─── DATA SUPPLIED ───

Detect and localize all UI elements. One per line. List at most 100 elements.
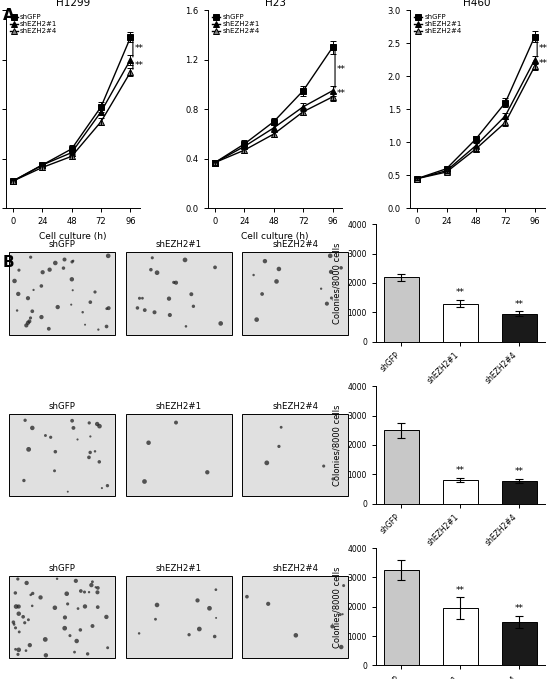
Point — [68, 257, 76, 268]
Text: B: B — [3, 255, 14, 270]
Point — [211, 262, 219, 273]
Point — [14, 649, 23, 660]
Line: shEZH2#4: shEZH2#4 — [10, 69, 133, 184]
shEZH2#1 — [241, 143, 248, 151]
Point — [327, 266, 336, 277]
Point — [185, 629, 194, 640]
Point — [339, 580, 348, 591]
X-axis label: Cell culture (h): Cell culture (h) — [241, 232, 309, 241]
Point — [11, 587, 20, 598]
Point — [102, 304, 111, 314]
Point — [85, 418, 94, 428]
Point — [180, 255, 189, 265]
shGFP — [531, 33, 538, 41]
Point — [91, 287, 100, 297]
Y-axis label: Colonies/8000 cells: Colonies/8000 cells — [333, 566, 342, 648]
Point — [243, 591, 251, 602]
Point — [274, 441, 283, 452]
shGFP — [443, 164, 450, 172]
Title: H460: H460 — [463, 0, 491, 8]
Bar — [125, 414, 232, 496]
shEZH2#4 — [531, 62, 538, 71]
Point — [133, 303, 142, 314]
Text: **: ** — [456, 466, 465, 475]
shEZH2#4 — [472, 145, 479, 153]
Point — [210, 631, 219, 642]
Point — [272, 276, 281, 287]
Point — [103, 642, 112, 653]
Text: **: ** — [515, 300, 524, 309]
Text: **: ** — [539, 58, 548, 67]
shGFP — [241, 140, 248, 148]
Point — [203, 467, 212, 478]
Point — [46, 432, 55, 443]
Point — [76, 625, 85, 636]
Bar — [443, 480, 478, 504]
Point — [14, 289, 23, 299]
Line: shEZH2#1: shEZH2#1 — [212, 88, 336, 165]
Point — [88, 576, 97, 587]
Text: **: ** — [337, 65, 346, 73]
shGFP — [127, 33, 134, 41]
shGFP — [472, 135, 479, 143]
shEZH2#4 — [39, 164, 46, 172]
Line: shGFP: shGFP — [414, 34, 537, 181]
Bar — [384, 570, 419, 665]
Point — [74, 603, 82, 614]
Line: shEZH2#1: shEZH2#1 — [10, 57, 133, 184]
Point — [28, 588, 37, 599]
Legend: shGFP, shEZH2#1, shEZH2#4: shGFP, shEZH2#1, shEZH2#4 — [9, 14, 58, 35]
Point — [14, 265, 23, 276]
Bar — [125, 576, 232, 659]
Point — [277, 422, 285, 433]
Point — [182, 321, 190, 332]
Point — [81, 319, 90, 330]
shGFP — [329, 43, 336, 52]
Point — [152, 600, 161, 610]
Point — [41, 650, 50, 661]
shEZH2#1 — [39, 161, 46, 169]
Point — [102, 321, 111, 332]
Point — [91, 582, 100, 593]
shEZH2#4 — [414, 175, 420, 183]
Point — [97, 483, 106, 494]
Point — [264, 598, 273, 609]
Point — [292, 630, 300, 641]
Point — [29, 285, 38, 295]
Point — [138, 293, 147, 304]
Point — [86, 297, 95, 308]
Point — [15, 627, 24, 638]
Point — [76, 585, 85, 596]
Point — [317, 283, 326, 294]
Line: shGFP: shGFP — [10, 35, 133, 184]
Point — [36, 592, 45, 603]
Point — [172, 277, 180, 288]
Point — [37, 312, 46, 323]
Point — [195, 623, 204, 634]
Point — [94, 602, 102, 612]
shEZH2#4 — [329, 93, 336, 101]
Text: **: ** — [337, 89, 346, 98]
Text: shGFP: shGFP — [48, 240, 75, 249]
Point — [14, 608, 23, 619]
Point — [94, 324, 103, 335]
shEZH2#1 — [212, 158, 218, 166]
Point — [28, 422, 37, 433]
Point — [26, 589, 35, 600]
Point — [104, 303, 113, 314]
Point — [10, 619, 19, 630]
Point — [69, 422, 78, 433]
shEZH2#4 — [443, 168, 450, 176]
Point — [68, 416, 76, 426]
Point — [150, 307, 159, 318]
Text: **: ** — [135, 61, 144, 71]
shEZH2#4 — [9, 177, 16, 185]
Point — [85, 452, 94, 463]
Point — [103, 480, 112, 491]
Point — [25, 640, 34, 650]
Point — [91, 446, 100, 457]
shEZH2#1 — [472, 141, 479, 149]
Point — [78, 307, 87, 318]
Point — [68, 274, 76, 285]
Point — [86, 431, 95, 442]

───
─── DATA SUPPLIED ───

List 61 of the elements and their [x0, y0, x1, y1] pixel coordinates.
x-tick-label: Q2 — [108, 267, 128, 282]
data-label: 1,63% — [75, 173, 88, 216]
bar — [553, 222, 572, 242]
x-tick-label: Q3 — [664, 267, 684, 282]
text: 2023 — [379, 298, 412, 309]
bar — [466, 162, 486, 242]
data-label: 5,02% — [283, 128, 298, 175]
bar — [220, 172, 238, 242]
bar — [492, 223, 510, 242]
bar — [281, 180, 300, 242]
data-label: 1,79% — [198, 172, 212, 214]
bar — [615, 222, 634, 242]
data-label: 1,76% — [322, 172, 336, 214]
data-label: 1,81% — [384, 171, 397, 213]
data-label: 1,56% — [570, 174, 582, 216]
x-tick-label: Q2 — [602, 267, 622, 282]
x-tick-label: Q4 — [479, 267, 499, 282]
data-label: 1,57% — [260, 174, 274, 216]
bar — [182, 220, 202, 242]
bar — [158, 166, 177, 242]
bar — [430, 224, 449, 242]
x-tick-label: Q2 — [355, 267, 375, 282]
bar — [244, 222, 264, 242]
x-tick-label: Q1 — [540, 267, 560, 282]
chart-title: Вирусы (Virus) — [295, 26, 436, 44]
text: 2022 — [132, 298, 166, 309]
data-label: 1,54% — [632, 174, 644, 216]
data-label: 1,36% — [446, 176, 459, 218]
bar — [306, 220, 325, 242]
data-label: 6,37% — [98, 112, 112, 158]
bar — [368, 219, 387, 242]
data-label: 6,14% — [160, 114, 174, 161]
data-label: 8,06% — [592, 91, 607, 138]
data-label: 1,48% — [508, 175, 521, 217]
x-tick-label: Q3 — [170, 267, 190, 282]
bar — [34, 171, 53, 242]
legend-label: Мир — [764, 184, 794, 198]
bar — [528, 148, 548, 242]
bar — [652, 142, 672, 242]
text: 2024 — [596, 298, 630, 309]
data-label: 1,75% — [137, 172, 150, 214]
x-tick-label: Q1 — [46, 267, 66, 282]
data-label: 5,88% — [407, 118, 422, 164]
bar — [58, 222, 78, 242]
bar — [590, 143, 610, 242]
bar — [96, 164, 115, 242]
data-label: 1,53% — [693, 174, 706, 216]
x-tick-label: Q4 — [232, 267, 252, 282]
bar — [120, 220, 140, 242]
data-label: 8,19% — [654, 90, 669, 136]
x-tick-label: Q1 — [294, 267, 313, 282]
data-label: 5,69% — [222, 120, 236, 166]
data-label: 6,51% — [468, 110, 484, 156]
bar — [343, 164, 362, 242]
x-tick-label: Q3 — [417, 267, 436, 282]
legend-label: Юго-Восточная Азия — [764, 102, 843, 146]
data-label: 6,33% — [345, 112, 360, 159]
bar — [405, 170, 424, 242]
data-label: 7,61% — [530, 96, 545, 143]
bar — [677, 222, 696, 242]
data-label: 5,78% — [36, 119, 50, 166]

───
─── DATA SUPPLIED ───

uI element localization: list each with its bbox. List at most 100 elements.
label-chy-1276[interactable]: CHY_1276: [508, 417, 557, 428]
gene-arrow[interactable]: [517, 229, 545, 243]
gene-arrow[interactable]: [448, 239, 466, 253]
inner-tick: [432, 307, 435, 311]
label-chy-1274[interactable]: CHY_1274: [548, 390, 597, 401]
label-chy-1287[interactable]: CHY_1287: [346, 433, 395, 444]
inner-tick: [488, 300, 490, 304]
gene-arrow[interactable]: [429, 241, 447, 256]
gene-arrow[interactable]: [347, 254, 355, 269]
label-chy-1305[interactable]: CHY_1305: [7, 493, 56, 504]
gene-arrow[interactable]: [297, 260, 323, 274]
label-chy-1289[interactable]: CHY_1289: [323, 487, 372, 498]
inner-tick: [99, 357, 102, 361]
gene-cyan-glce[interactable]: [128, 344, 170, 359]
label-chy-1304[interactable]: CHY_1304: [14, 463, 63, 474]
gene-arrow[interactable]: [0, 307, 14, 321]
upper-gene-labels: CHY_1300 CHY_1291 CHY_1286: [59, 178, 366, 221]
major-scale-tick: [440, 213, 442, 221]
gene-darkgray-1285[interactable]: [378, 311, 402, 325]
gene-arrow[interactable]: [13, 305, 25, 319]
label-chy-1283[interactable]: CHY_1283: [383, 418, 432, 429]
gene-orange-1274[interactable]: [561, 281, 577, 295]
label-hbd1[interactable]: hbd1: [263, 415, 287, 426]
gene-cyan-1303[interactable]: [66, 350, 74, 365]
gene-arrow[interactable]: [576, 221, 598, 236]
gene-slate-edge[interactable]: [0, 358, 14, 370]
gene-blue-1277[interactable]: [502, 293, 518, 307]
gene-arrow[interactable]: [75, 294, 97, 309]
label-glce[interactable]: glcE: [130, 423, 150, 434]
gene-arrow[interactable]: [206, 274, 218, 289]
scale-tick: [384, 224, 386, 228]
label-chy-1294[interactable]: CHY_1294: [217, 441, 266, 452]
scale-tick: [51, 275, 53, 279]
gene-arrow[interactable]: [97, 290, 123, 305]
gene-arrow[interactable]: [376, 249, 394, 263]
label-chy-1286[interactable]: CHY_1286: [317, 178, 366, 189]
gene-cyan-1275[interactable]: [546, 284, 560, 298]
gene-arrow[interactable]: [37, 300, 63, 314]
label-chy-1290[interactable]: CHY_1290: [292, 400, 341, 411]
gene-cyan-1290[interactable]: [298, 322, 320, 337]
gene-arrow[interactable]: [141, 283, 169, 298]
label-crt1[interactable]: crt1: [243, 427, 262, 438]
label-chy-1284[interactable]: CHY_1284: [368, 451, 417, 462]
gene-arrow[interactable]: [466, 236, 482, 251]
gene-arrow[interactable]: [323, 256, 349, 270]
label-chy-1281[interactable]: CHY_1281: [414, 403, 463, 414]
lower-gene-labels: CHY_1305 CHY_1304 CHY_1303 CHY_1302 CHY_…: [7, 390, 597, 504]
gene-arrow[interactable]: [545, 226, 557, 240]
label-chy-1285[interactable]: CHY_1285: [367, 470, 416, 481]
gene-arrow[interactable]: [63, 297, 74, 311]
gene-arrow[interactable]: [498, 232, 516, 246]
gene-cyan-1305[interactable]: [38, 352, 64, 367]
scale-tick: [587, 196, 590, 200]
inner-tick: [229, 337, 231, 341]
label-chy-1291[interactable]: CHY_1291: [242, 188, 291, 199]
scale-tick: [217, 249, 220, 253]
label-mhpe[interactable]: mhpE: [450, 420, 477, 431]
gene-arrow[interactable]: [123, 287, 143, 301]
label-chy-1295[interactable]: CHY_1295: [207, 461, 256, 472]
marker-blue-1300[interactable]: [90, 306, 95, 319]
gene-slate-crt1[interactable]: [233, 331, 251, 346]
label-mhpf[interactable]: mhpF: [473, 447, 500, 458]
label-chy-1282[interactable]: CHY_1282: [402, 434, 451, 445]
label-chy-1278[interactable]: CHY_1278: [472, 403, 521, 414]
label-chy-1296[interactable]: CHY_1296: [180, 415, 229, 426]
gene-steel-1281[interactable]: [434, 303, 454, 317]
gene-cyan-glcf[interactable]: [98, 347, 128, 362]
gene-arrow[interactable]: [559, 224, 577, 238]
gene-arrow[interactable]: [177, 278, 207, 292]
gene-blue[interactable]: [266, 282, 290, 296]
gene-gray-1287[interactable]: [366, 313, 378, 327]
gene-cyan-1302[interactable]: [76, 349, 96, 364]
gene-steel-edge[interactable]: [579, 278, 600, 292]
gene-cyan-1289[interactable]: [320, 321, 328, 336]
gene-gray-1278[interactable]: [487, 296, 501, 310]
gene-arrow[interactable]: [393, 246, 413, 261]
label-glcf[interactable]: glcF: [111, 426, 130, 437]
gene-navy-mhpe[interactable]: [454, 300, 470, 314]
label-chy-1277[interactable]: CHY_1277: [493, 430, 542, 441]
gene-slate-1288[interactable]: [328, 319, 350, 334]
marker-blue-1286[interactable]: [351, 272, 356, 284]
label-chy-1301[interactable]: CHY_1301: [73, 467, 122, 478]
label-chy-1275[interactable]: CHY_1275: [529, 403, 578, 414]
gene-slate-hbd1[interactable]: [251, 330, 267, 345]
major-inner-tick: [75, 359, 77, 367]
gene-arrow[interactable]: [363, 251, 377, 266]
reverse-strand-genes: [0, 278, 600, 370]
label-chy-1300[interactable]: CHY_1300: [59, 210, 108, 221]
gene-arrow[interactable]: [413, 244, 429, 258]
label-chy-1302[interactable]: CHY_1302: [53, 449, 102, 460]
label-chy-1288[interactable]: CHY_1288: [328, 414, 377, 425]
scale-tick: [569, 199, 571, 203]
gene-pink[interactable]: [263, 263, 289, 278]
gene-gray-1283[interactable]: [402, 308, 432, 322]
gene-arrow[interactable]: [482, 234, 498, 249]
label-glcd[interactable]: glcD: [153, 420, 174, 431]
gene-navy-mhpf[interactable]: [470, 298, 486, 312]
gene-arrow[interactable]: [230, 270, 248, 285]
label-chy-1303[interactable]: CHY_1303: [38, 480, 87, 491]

───

#### [ABOUT THIS EXERCISE]
The answer is each line in which the word "glcf" occurs, copied from the material above.

#### [TASK SOLUTION]
gene-cyan-glcf[interactable]: [98, 347, 128, 362]
label-glcf[interactable]: glcF: [111, 426, 130, 437]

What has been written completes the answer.